Extract the records in full, leaving every picture out.

<<<<

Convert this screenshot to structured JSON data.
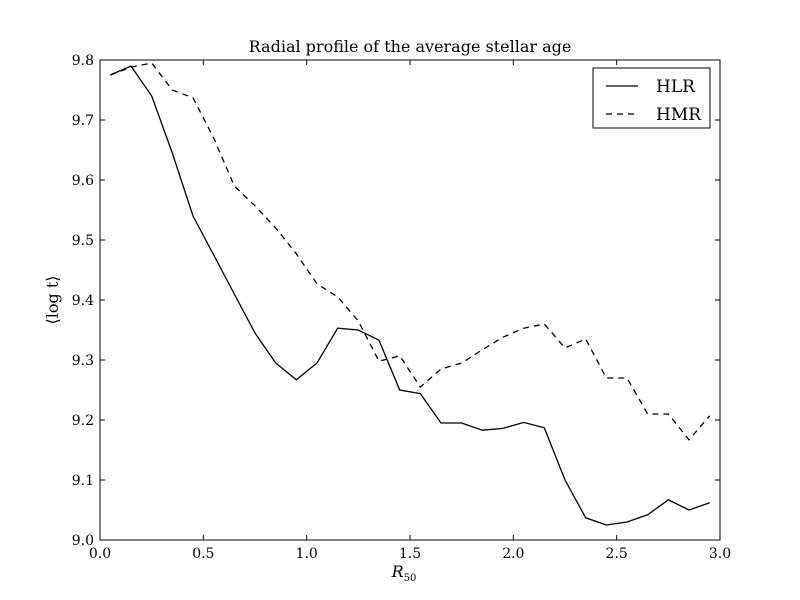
{
  "chart_data": {
    "type": "line",
    "title": "Radial profile of the average stellar age",
    "xlabel": "R",
    "xlabel_sub": "50",
    "ylabel": "⟨log t⟩",
    "xlim": [
      0.0,
      3.0
    ],
    "ylim": [
      9.0,
      9.8
    ],
    "xticks": [
      "0.0",
      "0.5",
      "1.0",
      "1.5",
      "2.0",
      "2.5",
      "3.0"
    ],
    "yticks": [
      "9.0",
      "9.1",
      "9.2",
      "9.3",
      "9.4",
      "9.5",
      "9.6",
      "9.7",
      "9.8"
    ],
    "grid": false,
    "legend_position": "top-right",
    "series": [
      {
        "name": "HLR",
        "style": "solid",
        "color": "#000000",
        "x": [
          0.05,
          0.15,
          0.25,
          0.35,
          0.45,
          0.55,
          0.65,
          0.75,
          0.85,
          0.95,
          1.05,
          1.15,
          1.25,
          1.35,
          1.45,
          1.55,
          1.65,
          1.75,
          1.85,
          1.95,
          2.05,
          2.15,
          2.25,
          2.35,
          2.45,
          2.55,
          2.65,
          2.75,
          2.85,
          2.95
        ],
        "y": [
          9.775,
          9.79,
          9.74,
          9.645,
          9.54,
          9.475,
          9.41,
          9.345,
          9.295,
          9.267,
          9.295,
          9.353,
          9.35,
          9.333,
          9.25,
          9.244,
          9.195,
          9.195,
          9.183,
          9.186,
          9.196,
          9.187,
          9.1,
          9.037,
          9.025,
          9.03,
          9.042,
          9.067,
          9.05,
          9.062
        ]
      },
      {
        "name": "HMR",
        "style": "dashed",
        "color": "#000000",
        "x": [
          0.05,
          0.15,
          0.25,
          0.35,
          0.45,
          0.55,
          0.65,
          0.75,
          0.85,
          0.95,
          1.05,
          1.15,
          1.25,
          1.35,
          1.45,
          1.55,
          1.65,
          1.75,
          1.85,
          1.95,
          2.05,
          2.15,
          2.25,
          2.35,
          2.45,
          2.55,
          2.65,
          2.75,
          2.85,
          2.95
        ],
        "y": [
          9.775,
          9.788,
          9.795,
          9.75,
          9.737,
          9.67,
          9.59,
          9.557,
          9.52,
          9.477,
          9.427,
          9.405,
          9.365,
          9.298,
          9.307,
          9.255,
          9.285,
          9.295,
          9.317,
          9.338,
          9.353,
          9.36,
          9.32,
          9.335,
          9.27,
          9.27,
          9.21,
          9.21,
          9.167,
          9.207
        ]
      }
    ]
  }
}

>>>>

**Correct output**
Convert this screenshot to structured JSON data.
{
  "chart_data": {
    "type": "line",
    "title": "Radial profile of the average stellar age",
    "xlabel": "R",
    "xlabel_sub": "50",
    "ylabel": "⟨log t⟩",
    "xlim": [
      0.0,
      3.0
    ],
    "ylim": [
      9.0,
      9.8
    ],
    "xticks": [
      "0.0",
      "0.5",
      "1.0",
      "1.5",
      "2.0",
      "2.5",
      "3.0"
    ],
    "yticks": [
      "9.0",
      "9.1",
      "9.2",
      "9.3",
      "9.4",
      "9.5",
      "9.6",
      "9.7",
      "9.8"
    ],
    "grid": false,
    "legend_position": "top-right",
    "series": [
      {
        "name": "HLR",
        "style": "solid",
        "color": "#000000",
        "x": [
          0.05,
          0.15,
          0.25,
          0.35,
          0.45,
          0.55,
          0.65,
          0.75,
          0.85,
          0.95,
          1.05,
          1.15,
          1.25,
          1.35,
          1.45,
          1.55,
          1.65,
          1.75,
          1.85,
          1.95,
          2.05,
          2.15,
          2.25,
          2.35,
          2.45,
          2.55,
          2.65,
          2.75,
          2.85,
          2.95
        ],
        "y": [
          9.775,
          9.79,
          9.74,
          9.645,
          9.54,
          9.475,
          9.41,
          9.345,
          9.295,
          9.267,
          9.295,
          9.353,
          9.35,
          9.333,
          9.25,
          9.244,
          9.195,
          9.195,
          9.183,
          9.186,
          9.196,
          9.187,
          9.1,
          9.037,
          9.025,
          9.03,
          9.042,
          9.067,
          9.05,
          9.062
        ]
      },
      {
        "name": "HMR",
        "style": "dashed",
        "color": "#000000",
        "x": [
          0.05,
          0.15,
          0.25,
          0.35,
          0.45,
          0.55,
          0.65,
          0.75,
          0.85,
          0.95,
          1.05,
          1.15,
          1.25,
          1.35,
          1.45,
          1.55,
          1.65,
          1.75,
          1.85,
          1.95,
          2.05,
          2.15,
          2.25,
          2.35,
          2.45,
          2.55,
          2.65,
          2.75,
          2.85,
          2.95
        ],
        "y": [
          9.775,
          9.788,
          9.795,
          9.75,
          9.737,
          9.67,
          9.59,
          9.557,
          9.52,
          9.477,
          9.427,
          9.405,
          9.365,
          9.298,
          9.307,
          9.255,
          9.285,
          9.295,
          9.317,
          9.338,
          9.353,
          9.36,
          9.32,
          9.335,
          9.27,
          9.27,
          9.21,
          9.21,
          9.167,
          9.207
        ]
      }
    ]
  }
}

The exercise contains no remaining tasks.